_SUPPLIED DATA_.
★ ★ ★ ★ ★ ★ ★

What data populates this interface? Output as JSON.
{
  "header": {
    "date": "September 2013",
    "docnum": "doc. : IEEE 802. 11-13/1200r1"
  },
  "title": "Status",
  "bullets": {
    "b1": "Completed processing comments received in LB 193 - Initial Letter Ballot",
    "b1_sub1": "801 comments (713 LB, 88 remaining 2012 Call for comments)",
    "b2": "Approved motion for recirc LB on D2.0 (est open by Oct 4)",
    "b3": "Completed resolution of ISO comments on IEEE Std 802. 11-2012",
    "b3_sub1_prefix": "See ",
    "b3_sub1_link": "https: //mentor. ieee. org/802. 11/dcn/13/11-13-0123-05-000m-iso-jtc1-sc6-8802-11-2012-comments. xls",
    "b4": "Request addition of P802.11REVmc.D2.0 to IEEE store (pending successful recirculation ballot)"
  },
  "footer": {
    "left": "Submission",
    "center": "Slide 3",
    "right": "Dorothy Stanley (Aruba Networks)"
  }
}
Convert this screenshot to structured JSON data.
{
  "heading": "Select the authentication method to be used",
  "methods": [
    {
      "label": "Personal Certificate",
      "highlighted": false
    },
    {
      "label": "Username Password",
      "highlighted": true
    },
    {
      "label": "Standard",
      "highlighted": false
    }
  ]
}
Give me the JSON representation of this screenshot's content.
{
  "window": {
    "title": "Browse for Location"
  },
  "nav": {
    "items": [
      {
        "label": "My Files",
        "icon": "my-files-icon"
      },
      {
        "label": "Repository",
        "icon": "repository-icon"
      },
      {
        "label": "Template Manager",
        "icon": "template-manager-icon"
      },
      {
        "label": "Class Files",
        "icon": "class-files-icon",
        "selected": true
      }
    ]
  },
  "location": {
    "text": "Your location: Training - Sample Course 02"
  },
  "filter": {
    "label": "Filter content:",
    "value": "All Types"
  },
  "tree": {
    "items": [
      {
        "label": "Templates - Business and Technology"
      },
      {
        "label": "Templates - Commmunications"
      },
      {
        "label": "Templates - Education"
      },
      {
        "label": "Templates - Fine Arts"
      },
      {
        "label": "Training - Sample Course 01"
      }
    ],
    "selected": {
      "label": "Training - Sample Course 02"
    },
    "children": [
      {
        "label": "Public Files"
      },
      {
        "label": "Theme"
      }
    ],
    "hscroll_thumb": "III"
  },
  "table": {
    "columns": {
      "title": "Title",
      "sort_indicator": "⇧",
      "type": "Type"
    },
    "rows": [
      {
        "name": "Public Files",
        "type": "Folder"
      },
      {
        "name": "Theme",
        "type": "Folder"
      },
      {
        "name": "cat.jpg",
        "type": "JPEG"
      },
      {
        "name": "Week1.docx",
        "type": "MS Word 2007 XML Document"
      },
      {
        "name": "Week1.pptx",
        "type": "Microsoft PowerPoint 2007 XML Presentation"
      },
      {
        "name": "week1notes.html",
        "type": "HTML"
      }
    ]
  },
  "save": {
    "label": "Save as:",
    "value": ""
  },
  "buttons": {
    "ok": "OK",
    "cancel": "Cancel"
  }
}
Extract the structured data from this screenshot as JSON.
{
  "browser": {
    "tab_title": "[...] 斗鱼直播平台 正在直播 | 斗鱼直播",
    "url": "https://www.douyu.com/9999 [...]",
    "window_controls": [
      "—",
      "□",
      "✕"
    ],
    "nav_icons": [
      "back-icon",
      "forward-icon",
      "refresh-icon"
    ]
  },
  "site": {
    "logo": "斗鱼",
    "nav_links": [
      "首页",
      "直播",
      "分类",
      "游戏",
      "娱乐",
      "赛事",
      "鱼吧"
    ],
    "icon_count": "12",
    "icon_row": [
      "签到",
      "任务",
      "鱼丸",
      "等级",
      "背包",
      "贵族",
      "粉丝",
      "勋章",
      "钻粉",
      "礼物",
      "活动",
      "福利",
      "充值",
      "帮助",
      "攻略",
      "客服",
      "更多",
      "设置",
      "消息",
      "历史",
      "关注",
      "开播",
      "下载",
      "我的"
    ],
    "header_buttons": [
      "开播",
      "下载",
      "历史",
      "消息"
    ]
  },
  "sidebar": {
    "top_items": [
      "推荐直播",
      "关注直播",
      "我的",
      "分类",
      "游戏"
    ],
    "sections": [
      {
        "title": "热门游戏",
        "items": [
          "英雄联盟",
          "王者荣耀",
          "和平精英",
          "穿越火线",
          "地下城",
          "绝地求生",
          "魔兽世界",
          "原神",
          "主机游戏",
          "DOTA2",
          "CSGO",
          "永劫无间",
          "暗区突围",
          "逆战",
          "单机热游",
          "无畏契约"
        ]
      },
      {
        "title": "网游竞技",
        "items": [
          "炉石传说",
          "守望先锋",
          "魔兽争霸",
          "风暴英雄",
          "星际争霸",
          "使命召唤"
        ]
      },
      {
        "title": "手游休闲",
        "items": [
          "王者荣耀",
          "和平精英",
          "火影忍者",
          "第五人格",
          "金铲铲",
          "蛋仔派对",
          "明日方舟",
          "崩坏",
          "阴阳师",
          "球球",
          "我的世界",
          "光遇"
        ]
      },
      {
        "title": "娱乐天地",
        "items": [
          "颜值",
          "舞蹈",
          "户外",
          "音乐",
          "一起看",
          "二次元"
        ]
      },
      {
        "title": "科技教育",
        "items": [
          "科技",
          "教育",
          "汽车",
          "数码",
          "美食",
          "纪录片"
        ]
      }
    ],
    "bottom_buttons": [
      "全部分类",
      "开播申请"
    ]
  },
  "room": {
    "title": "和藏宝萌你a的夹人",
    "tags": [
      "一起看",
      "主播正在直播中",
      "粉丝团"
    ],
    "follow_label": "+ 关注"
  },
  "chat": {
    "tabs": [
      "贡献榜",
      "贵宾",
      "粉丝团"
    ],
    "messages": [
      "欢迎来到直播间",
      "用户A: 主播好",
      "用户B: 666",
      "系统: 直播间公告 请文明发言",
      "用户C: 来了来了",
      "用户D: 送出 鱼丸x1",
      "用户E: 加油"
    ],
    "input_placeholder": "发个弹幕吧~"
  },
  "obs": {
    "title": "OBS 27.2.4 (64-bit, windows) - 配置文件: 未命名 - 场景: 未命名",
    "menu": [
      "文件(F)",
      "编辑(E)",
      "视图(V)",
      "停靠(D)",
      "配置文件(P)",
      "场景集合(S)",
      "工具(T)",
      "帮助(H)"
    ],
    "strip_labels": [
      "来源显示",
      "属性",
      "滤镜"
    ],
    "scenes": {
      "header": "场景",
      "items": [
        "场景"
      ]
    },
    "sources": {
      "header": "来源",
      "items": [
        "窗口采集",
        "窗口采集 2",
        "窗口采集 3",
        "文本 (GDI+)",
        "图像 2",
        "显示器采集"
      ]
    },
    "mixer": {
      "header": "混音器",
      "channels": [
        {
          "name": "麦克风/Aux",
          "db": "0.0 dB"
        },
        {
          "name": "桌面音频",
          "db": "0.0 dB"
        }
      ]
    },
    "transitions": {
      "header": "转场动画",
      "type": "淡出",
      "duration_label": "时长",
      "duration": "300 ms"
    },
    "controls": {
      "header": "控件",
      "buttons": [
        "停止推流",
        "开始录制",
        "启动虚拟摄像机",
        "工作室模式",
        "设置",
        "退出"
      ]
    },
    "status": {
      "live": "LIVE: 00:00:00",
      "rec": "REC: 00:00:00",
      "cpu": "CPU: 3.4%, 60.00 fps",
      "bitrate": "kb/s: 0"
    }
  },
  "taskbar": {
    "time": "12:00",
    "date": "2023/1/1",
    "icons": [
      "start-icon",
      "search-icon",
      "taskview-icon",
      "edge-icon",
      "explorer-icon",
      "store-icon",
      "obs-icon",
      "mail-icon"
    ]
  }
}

★ ★ ★ ★ ★ ★ ★

_WHAT IS NEEDED_.
Using the data above, repeat every line exactly.

_EXERCISE OUTPUT_.
What data populates this interface? Output as JSON.
{
  "header": {
    "date": "September 2013",
    "docnum": "doc. : IEEE 802. 11-13/1200r1"
  },
  "title": "Status",
  "bullets": {
    "b1": "Completed processing comments received in LB 193 - Initial Letter Ballot",
    "b1_sub1": "801 comments (713 LB, 88 remaining 2012 Call for comments)",
    "b2": "Approved motion for recirc LB on D2.0 (est open by Oct 4)",
    "b3": "Completed resolution of ISO comments on IEEE Std 802. 11-2012",
    "b3_sub1_prefix": "See ",
    "b3_sub1_link": "https: //mentor. ieee. org/802. 11/dcn/13/11-13-0123-05-000m-iso-jtc1-sc6-8802-11-2012-comments. xls",
    "b4": "Request addition of P802.11REVmc.D2.0 to IEEE store (pending successful recirculation ballot)"
  },
  "footer": {
    "left": "Submission",
    "center": "Slide 3",
    "right": "Dorothy Stanley (Aruba Networks)"
  }
}
Convert this screenshot to structured JSON data.
{
  "heading": "Select the authentication method to be used",
  "methods": [
    {
      "label": "Personal Certificate",
      "highlighted": false
    },
    {
      "label": "Username Password",
      "highlighted": true
    },
    {
      "label": "Standard",
      "highlighted": false
    }
  ]
}
Give me the JSON representation of this screenshot's content.
{
  "window": {
    "title": "Browse for Location"
  },
  "nav": {
    "items": [
      {
        "label": "My Files",
        "icon": "my-files-icon"
      },
      {
        "label": "Repository",
        "icon": "repository-icon"
      },
      {
        "label": "Template Manager",
        "icon": "template-manager-icon"
      },
      {
        "label": "Class Files",
        "icon": "class-files-icon",
        "selected": true
      }
    ]
  },
  "location": {
    "text": "Your location: Training - Sample Course 02"
  },
  "filter": {
    "label": "Filter content:",
    "value": "All Types"
  },
  "tree": {
    "items": [
      {
        "label": "Templates - Business and Technology"
      },
      {
        "label": "Templates - Commmunications"
      },
      {
        "label": "Templates - Education"
      },
      {
        "label": "Templates - Fine Arts"
      },
      {
        "label": "Training - Sample Course 01"
      }
    ],
    "selected": {
      "label": "Training - Sample Course 02"
    },
    "children": [
      {
        "label": "Public Files"
      },
      {
        "label": "Theme"
      }
    ],
    "hscroll_thumb": "III"
  },
  "table": {
    "columns": {
      "title": "Title",
      "sort_indicator": "⇧",
      "type": "Type"
    },
    "rows": [
      {
        "name": "Public Files",
        "type": "Folder"
      },
      {
        "name": "Theme",
        "type": "Folder"
      },
      {
        "name": "cat.jpg",
        "type": "JPEG"
      },
      {
        "name": "Week1.docx",
        "type": "MS Word 2007 XML Document"
      },
      {
        "name": "Week1.pptx",
        "type": "Microsoft PowerPoint 2007 XML Presentation"
      },
      {
        "name": "week1notes.html",
        "type": "HTML"
      }
    ]
  },
  "save": {
    "label": "Save as:",
    "value": ""
  },
  "buttons": {
    "ok": "OK",
    "cancel": "Cancel"
  }
}
Extract the structured data from this screenshot as JSON.
{
  "browser": {
    "tab_title": "[...] 斗鱼直播平台 正在直播 | 斗鱼直播",
    "url": "https://www.douyu.com/9999 [...]",
    "window_controls": [
      "—",
      "□",
      "✕"
    ],
    "nav_icons": [
      "back-icon",
      "forward-icon",
      "refresh-icon"
    ]
  },
  "site": {
    "logo": "斗鱼",
    "nav_links": [
      "首页",
      "直播",
      "分类",
      "游戏",
      "娱乐",
      "赛事",
      "鱼吧"
    ],
    "icon_count": "12",
    "icon_row": [
      "签到",
      "任务",
      "鱼丸",
      "等级",
      "背包",
      "贵族",
      "粉丝",
      "勋章",
      "钻粉",
      "礼物",
      "活动",
      "福利",
      "充值",
      "帮助",
      "攻略",
      "客服",
      "更多",
      "设置",
      "消息",
      "历史",
      "关注",
      "开播",
      "下载",
      "我的"
    ],
    "header_buttons": [
      "开播",
      "下载",
      "历史",
      "消息"
    ]
  },
  "sidebar": {
    "top_items": [
      "推荐直播",
      "关注直播",
      "我的",
      "分类",
      "游戏"
    ],
    "sections": [
      {
        "title": "热门游戏",
        "items": [
          "英雄联盟",
          "王者荣耀",
          "和平精英",
          "穿越火线",
          "地下城",
          "绝地求生",
          "魔兽世界",
          "原神",
          "主机游戏",
          "DOTA2",
          "CSGO",
          "永劫无间",
          "暗区突围",
          "逆战",
          "单机热游",
          "无畏契约"
        ]
      },
      {
        "title": "网游竞技",
        "items": [
          "炉石传说",
          "守望先锋",
          "魔兽争霸",
          "风暴英雄",
          "星际争霸",
          "使命召唤"
        ]
      },
      {
        "title": "手游休闲",
        "items": [
          "王者荣耀",
          "和平精英",
          "火影忍者",
          "第五人格",
          "金铲铲",
          "蛋仔派对",
          "明日方舟",
          "崩坏",
          "阴阳师",
          "球球",
          "我的世界",
          "光遇"
        ]
      },
      {
        "title": "娱乐天地",
        "items": [
          "颜值",
          "舞蹈",
          "户外",
          "音乐",
          "一起看",
          "二次元"
        ]
      },
      {
        "title": "科技教育",
        "items": [
          "科技",
          "教育",
          "汽车",
          "数码",
          "美食",
          "纪录片"
        ]
      }
    ],
    "bottom_buttons": [
      "全部分类",
      "开播申请"
    ]
  },
  "room": {
    "title": "和藏宝萌你a的夹人",
    "tags": [
      "一起看",
      "主播正在直播中",
      "粉丝团"
    ],
    "follow_label": "+ 关注"
  },
  "chat": {
    "tabs": [
      "贡献榜",
      "贵宾",
      "粉丝团"
    ],
    "messages": [
      "欢迎来到直播间",
      "用户A: 主播好",
      "用户B: 666",
      "系统: 直播间公告 请文明发言",
      "用户C: 来了来了",
      "用户D: 送出 鱼丸x1",
      "用户E: 加油"
    ],
    "input_placeholder": "发个弹幕吧~"
  },
  "obs": {
    "title": "OBS 27.2.4 (64-bit, windows) - 配置文件: 未命名 - 场景: 未命名",
    "menu": [
      "文件(F)",
      "编辑(E)",
      "视图(V)",
      "停靠(D)",
      "配置文件(P)",
      "场景集合(S)",
      "工具(T)",
      "帮助(H)"
    ],
    "strip_labels": [
      "来源显示",
      "属性",
      "滤镜"
    ],
    "scenes": {
      "header": "场景",
      "items": [
        "场景"
      ]
    },
    "sources": {
      "header": "来源",
      "items": [
        "窗口采集",
        "窗口采集 2",
        "窗口采集 3",
        "文本 (GDI+)",
        "图像 2",
        "显示器采集"
      ]
    },
    "mixer": {
      "header": "混音器",
      "channels": [
        {
          "name": "麦克风/Aux",
          "db": "0.0 dB"
        },
        {
          "name": "桌面音频",
          "db": "0.0 dB"
        }
      ]
    },
    "transitions": {
      "header": "转场动画",
      "type": "淡出",
      "duration_label": "时长",
      "duration": "300 ms"
    },
    "controls": {
      "header": "控件",
      "buttons": [
        "停止推流",
        "开始录制",
        "启动虚拟摄像机",
        "工作室模式",
        "设置",
        "退出"
      ]
    },
    "status": {
      "live": "LIVE: 00:00:00",
      "rec": "REC: 00:00:00",
      "cpu": "CPU: 3.4%, 60.00 fps",
      "bitrate": "kb/s: 0"
    }
  },
  "taskbar": {
    "time": "12:00",
    "date": "2023/1/1",
    "icons": [
      "start-icon",
      "search-icon",
      "taskview-icon",
      "edge-icon",
      "explorer-icon",
      "store-icon",
      "obs-icon",
      "mail-icon"
    ]
  }
}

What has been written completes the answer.